__What is being asked__:
The listing below should be printed exactly, every line of it. Skip the pictures.

__Records for this task__:
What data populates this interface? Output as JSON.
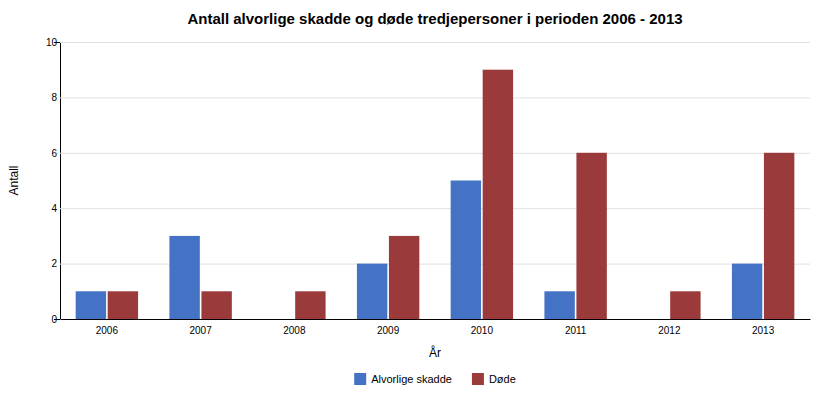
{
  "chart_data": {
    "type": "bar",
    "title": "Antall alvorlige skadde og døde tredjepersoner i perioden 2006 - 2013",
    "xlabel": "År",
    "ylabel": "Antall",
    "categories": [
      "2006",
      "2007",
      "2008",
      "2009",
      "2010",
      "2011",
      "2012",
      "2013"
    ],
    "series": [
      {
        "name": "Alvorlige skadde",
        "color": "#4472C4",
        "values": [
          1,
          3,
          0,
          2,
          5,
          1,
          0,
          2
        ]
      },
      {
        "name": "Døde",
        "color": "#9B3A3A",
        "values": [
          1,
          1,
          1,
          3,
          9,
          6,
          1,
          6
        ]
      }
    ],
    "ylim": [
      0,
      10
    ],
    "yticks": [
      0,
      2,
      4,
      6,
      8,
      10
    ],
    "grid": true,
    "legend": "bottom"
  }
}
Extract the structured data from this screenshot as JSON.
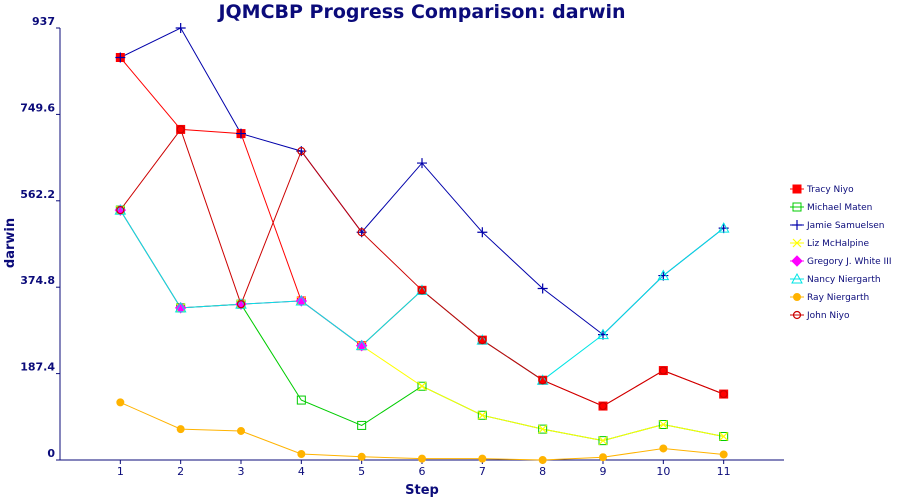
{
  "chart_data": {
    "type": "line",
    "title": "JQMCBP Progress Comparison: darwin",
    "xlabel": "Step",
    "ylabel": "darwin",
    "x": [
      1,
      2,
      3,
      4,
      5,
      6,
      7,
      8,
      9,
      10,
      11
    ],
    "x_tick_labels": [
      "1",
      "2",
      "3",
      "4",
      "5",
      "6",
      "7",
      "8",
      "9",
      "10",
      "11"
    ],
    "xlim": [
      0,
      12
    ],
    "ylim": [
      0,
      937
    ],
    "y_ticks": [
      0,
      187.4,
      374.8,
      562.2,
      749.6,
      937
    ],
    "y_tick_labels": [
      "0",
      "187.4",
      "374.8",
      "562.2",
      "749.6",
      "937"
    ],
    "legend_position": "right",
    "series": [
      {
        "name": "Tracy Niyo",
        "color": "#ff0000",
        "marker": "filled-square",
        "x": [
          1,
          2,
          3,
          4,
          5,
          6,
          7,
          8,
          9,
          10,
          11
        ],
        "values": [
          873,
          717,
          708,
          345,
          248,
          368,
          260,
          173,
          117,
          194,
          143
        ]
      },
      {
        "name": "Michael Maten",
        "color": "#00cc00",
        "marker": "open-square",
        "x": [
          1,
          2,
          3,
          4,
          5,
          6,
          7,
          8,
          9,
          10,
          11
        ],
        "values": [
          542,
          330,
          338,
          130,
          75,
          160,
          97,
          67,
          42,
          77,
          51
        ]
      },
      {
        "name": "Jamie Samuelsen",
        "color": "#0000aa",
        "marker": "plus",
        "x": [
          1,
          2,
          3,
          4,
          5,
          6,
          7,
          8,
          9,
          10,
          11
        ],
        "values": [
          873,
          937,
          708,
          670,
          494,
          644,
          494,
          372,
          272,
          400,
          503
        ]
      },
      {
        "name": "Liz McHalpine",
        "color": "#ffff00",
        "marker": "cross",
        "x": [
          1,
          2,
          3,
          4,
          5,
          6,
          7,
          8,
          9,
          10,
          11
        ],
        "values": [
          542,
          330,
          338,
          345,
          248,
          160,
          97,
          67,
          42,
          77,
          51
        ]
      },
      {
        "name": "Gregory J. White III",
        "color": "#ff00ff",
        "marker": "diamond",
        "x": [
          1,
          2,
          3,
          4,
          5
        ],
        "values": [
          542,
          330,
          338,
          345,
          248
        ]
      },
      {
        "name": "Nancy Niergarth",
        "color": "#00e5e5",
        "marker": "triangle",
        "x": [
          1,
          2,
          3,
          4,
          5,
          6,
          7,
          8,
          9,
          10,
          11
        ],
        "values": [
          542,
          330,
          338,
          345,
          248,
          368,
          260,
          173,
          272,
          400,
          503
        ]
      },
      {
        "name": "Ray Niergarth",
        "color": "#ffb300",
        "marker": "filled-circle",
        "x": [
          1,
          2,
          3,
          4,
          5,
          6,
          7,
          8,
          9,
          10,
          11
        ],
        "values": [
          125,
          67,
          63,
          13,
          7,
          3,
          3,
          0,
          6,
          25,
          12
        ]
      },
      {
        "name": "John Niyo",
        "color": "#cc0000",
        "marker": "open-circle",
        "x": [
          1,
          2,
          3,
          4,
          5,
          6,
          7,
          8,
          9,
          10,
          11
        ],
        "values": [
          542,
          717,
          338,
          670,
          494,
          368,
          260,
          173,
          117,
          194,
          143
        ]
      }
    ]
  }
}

__Solution to the exercise__:
What data populates this interface? Output as JSON.
{
  "chart_data": {
    "type": "bar",
    "title": "Antall alvorlige skadde og døde tredjepersoner i perioden 2006 - 2013",
    "xlabel": "År",
    "ylabel": "Antall",
    "categories": [
      "2006",
      "2007",
      "2008",
      "2009",
      "2010",
      "2011",
      "2012",
      "2013"
    ],
    "series": [
      {
        "name": "Alvorlige skadde",
        "color": "#4472C4",
        "values": [
          1,
          3,
          0,
          2,
          5,
          1,
          0,
          2
        ]
      },
      {
        "name": "Døde",
        "color": "#9B3A3A",
        "values": [
          1,
          1,
          1,
          3,
          9,
          6,
          1,
          6
        ]
      }
    ],
    "ylim": [
      0,
      10
    ],
    "yticks": [
      0,
      2,
      4,
      6,
      8,
      10
    ],
    "grid": true,
    "legend": "bottom"
  }
}
Extract the structured data from this screenshot as JSON.
{
  "chart_data": {
    "type": "line",
    "title": "JQMCBP Progress Comparison: darwin",
    "xlabel": "Step",
    "ylabel": "darwin",
    "x": [
      1,
      2,
      3,
      4,
      5,
      6,
      7,
      8,
      9,
      10,
      11
    ],
    "x_tick_labels": [
      "1",
      "2",
      "3",
      "4",
      "5",
      "6",
      "7",
      "8",
      "9",
      "10",
      "11"
    ],
    "xlim": [
      0,
      12
    ],
    "ylim": [
      0,
      937
    ],
    "y_ticks": [
      0,
      187.4,
      374.8,
      562.2,
      749.6,
      937
    ],
    "y_tick_labels": [
      "0",
      "187.4",
      "374.8",
      "562.2",
      "749.6",
      "937"
    ],
    "legend_position": "right",
    "series": [
      {
        "name": "Tracy Niyo",
        "color": "#ff0000",
        "marker": "filled-square",
        "x": [
          1,
          2,
          3,
          4,
          5,
          6,
          7,
          8,
          9,
          10,
          11
        ],
        "values": [
          873,
          717,
          708,
          345,
          248,
          368,
          260,
          173,
          117,
          194,
          143
        ]
      },
      {
        "name": "Michael Maten",
        "color": "#00cc00",
        "marker": "open-square",
        "x": [
          1,
          2,
          3,
          4,
          5,
          6,
          7,
          8,
          9,
          10,
          11
        ],
        "values": [
          542,
          330,
          338,
          130,
          75,
          160,
          97,
          67,
          42,
          77,
          51
        ]
      },
      {
        "name": "Jamie Samuelsen",
        "color": "#0000aa",
        "marker": "plus",
        "x": [
          1,
          2,
          3,
          4,
          5,
          6,
          7,
          8,
          9,
          10,
          11
        ],
        "values": [
          873,
          937,
          708,
          670,
          494,
          644,
          494,
          372,
          272,
          400,
          503
        ]
      },
      {
        "name": "Liz McHalpine",
        "color": "#ffff00",
        "marker": "cross",
        "x": [
          1,
          2,
          3,
          4,
          5,
          6,
          7,
          8,
          9,
          10,
          11
        ],
        "values": [
          542,
          330,
          338,
          345,
          248,
          160,
          97,
          67,
          42,
          77,
          51
        ]
      },
      {
        "name": "Gregory J. White III",
        "color": "#ff00ff",
        "marker": "diamond",
        "x": [
          1,
          2,
          3,
          4,
          5
        ],
        "values": [
          542,
          330,
          338,
          345,
          248
        ]
      },
      {
        "name": "Nancy Niergarth",
        "color": "#00e5e5",
        "marker": "triangle",
        "x": [
          1,
          2,
          3,
          4,
          5,
          6,
          7,
          8,
          9,
          10,
          11
        ],
        "values": [
          542,
          330,
          338,
          345,
          248,
          368,
          260,
          173,
          272,
          400,
          503
        ]
      },
      {
        "name": "Ray Niergarth",
        "color": "#ffb300",
        "marker": "filled-circle",
        "x": [
          1,
          2,
          3,
          4,
          5,
          6,
          7,
          8,
          9,
          10,
          11
        ],
        "values": [
          125,
          67,
          63,
          13,
          7,
          3,
          3,
          0,
          6,
          25,
          12
        ]
      },
      {
        "name": "John Niyo",
        "color": "#cc0000",
        "marker": "open-circle",
        "x": [
          1,
          2,
          3,
          4,
          5,
          6,
          7,
          8,
          9,
          10,
          11
        ],
        "values": [
          542,
          717,
          338,
          670,
          494,
          368,
          260,
          173,
          117,
          194,
          143
        ]
      }
    ]
  }
}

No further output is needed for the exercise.